TO DO => Set down, in full, every record in the block.

PROVIDED RECORDS =>
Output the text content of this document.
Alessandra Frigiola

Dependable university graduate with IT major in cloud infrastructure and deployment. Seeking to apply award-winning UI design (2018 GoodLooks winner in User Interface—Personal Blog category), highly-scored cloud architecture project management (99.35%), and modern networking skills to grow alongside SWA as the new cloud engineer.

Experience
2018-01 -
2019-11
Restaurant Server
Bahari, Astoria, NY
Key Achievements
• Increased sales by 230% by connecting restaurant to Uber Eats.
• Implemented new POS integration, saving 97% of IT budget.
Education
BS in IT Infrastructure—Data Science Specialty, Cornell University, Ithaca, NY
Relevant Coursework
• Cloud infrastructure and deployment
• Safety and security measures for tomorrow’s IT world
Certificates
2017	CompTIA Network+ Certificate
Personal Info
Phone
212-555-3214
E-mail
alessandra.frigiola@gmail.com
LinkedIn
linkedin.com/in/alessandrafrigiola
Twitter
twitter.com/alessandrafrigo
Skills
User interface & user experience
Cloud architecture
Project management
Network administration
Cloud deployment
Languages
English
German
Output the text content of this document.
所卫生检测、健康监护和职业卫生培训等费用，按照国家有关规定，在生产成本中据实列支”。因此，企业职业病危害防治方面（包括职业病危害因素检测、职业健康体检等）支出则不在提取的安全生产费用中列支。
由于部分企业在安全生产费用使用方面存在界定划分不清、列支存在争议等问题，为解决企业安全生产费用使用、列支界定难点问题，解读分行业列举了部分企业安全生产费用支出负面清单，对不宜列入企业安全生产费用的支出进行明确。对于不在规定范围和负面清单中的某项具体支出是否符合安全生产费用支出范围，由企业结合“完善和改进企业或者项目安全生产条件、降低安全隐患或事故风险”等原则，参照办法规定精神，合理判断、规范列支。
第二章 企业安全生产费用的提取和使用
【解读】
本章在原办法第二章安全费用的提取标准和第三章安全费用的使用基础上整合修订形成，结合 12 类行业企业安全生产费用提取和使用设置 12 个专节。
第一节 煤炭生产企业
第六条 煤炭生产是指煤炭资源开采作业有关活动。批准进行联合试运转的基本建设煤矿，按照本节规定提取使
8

THE COMPLETED TASK =>
Output the text content of this document.
Alessandra Frigiola

Dependable university graduate with IT major in cloud infrastructure and deployment. Seeking to apply award-winning UI design (2018 GoodLooks winner in User Interface—Personal Blog category), highly-scored cloud architecture project management (99.35%), and modern networking skills to grow alongside SWA as the new cloud engineer.

Experience
2018-01 -
2019-11
Restaurant Server
Bahari, Astoria, NY
Key Achievements
• Increased sales by 230% by connecting restaurant to Uber Eats.
• Implemented new POS integration, saving 97% of IT budget.
Education
BS in IT Infrastructure—Data Science Specialty, Cornell University, Ithaca, NY
Relevant Coursework
• Cloud infrastructure and deployment
• Safety and security measures for tomorrow’s IT world
Certificates
2017	CompTIA Network+ Certificate
Personal Info
Phone
212-555-3214
E-mail
alessandra.frigiola@gmail.com
LinkedIn
linkedin.com/in/alessandrafrigiola
Twitter
twitter.com/alessandrafrigo
Skills
User interface & user experience
Cloud architecture
Project management
Network administration
Cloud deployment
Languages
English
German
Output the text content of this document.
所卫生检测、健康监护和职业卫生培训等费用，按照国家有关规定，在生产成本中据实列支”。因此，企业职业病危害防治方面（包括职业病危害因素检测、职业健康体检等）支出则不在提取的安全生产费用中列支。
由于部分企业在安全生产费用使用方面存在界定划分不清、列支存在争议等问题，为解决企业安全生产费用使用、列支界定难点问题，解读分行业列举了部分企业安全生产费用支出负面清单，对不宜列入企业安全生产费用的支出进行明确。对于不在规定范围和负面清单中的某项具体支出是否符合安全生产费用支出范围，由企业结合“完善和改进企业或者项目安全生产条件、降低安全隐患或事故风险”等原则，参照办法规定精神，合理判断、规范列支。
第二章 企业安全生产费用的提取和使用
【解读】
本章在原办法第二章安全费用的提取标准和第三章安全费用的使用基础上整合修订形成，结合 12 类行业企业安全生产费用提取和使用设置 12 个专节。
第一节 煤炭生产企业
第六条 煤炭生产是指煤炭资源开采作业有关活动。批准进行联合试运转的基本建设煤矿，按照本节规定提取使
8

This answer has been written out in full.